* _Do this_:
Find each line that has the string "values" and give the total, with nothing else.

[Entries from a visual dataset]
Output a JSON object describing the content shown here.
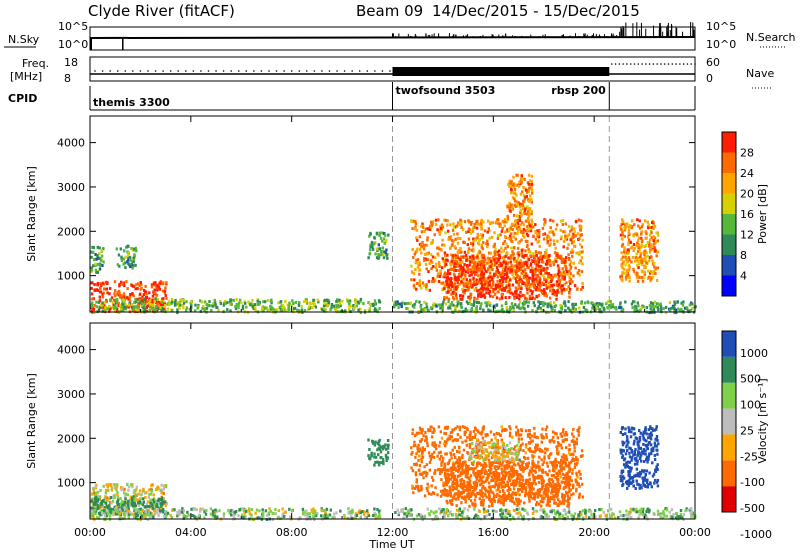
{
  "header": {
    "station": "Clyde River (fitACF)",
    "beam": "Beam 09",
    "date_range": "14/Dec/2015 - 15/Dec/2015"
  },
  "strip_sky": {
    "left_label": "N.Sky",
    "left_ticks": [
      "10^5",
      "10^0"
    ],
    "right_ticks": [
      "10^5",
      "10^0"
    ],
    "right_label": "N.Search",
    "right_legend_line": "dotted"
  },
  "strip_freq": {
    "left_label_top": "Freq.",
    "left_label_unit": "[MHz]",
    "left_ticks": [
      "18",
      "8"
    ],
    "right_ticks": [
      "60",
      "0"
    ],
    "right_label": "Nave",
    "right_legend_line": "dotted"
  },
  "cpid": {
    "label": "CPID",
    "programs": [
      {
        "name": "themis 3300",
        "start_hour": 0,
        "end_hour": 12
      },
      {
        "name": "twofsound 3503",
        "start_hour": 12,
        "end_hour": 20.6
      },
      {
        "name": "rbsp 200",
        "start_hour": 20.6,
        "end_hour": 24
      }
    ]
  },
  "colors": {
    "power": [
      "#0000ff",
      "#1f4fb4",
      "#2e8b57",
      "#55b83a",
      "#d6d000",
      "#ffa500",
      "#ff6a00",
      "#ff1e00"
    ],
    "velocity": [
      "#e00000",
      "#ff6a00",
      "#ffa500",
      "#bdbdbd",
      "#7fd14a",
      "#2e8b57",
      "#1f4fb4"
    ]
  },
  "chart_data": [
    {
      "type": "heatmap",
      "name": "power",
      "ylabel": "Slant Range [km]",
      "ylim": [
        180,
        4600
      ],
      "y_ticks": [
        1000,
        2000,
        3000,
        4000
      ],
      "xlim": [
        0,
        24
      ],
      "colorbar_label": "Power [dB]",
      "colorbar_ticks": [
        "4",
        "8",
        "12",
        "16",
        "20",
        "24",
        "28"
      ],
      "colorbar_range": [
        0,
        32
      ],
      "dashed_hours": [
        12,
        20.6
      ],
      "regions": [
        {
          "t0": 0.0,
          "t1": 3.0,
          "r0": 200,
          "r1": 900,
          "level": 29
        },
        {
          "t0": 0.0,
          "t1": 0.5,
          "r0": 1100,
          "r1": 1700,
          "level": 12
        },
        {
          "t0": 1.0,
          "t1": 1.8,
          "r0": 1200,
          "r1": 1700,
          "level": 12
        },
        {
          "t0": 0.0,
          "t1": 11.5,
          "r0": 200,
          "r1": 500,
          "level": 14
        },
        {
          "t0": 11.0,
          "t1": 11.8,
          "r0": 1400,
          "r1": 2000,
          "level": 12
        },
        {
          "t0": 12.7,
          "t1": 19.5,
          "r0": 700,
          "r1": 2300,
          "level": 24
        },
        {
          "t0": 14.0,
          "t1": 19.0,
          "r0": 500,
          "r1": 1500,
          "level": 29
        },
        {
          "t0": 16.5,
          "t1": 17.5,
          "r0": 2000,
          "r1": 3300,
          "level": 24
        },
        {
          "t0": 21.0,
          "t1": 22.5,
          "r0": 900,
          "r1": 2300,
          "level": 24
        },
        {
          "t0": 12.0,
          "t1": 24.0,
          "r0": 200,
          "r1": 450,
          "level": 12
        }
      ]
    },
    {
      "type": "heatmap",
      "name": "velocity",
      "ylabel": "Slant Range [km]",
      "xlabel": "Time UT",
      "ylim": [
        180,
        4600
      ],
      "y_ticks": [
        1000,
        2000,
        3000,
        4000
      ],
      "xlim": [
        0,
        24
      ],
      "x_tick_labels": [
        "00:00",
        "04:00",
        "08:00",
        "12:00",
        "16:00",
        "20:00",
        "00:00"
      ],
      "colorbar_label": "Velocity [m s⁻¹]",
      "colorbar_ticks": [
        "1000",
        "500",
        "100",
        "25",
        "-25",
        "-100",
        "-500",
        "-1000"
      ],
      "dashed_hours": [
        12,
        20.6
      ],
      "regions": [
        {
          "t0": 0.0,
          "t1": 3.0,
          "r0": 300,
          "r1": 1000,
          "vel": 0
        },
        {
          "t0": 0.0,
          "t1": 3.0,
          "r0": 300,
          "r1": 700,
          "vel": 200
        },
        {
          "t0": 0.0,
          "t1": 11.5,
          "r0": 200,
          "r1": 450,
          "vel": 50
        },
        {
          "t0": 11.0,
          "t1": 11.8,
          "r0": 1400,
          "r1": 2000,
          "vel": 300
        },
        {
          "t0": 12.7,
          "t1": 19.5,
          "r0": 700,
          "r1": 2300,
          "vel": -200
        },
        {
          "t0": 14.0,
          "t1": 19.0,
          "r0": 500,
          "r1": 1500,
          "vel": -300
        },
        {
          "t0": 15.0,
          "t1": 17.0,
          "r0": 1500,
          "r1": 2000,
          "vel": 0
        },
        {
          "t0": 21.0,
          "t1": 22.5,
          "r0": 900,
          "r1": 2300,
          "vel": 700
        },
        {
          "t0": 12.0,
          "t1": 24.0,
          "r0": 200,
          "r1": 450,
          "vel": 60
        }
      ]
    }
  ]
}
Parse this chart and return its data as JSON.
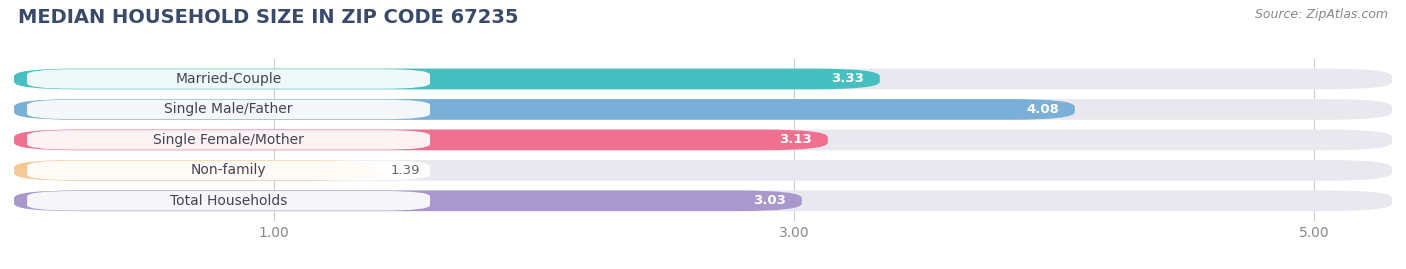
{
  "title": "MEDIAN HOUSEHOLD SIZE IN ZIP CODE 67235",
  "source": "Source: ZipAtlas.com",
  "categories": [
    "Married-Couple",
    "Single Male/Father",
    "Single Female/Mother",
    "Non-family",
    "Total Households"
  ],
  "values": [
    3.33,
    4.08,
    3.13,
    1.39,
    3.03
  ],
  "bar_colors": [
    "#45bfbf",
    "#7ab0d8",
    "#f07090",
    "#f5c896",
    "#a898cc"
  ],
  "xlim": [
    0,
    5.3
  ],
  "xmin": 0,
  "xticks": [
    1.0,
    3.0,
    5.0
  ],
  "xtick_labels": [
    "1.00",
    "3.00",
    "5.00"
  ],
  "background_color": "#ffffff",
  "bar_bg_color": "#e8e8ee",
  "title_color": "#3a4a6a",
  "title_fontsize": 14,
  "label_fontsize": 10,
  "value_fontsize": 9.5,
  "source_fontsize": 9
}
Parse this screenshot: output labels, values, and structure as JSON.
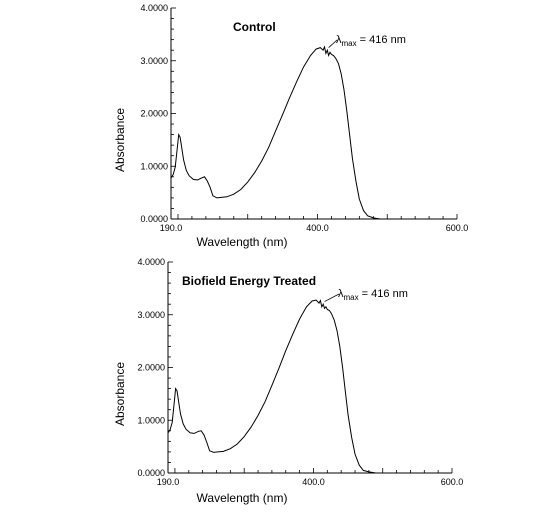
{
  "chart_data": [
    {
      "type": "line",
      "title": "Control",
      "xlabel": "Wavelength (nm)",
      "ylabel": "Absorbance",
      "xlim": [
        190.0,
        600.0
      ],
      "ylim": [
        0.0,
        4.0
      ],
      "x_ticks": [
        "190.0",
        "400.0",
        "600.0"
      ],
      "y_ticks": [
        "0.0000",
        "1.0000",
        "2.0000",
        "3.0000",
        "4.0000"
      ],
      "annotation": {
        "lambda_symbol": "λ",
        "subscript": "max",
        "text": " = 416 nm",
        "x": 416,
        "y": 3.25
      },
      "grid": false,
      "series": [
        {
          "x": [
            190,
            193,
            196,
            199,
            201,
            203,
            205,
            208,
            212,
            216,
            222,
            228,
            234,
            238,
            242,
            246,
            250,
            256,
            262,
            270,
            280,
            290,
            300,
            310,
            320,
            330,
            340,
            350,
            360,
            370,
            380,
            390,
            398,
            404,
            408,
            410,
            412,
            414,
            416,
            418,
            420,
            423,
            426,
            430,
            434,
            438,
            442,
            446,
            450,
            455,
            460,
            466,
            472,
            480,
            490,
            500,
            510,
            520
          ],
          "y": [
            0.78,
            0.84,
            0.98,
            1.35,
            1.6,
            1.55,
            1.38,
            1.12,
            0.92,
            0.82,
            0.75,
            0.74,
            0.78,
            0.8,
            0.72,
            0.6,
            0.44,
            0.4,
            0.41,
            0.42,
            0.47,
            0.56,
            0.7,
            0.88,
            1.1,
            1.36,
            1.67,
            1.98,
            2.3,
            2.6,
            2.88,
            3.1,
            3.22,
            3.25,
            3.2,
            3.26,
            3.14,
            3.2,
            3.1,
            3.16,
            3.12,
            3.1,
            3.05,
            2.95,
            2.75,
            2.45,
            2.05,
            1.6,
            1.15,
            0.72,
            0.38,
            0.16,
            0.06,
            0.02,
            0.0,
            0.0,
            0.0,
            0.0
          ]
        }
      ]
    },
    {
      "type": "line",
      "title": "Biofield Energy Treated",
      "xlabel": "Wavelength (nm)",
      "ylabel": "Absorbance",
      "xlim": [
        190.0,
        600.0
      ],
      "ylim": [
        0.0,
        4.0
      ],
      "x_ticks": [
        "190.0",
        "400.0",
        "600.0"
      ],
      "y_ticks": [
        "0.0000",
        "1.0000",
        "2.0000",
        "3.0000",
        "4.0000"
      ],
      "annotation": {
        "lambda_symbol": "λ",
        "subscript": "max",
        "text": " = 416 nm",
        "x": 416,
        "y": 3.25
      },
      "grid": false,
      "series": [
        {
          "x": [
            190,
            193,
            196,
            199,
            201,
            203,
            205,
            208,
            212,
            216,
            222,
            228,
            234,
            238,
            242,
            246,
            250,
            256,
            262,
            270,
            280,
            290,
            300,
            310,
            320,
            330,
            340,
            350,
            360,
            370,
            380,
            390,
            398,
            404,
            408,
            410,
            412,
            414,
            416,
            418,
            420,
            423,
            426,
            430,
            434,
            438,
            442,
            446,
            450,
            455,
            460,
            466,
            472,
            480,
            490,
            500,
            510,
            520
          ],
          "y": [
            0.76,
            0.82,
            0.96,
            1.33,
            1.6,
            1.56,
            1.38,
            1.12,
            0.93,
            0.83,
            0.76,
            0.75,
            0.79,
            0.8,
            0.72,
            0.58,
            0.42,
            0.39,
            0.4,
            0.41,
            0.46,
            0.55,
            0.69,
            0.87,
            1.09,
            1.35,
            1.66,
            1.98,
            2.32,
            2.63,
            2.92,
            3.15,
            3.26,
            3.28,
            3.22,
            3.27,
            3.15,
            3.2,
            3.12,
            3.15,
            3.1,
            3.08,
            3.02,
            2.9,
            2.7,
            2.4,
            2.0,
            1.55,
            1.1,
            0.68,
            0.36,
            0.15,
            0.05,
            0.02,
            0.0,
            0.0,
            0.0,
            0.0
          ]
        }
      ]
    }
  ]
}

* _The solution_:
2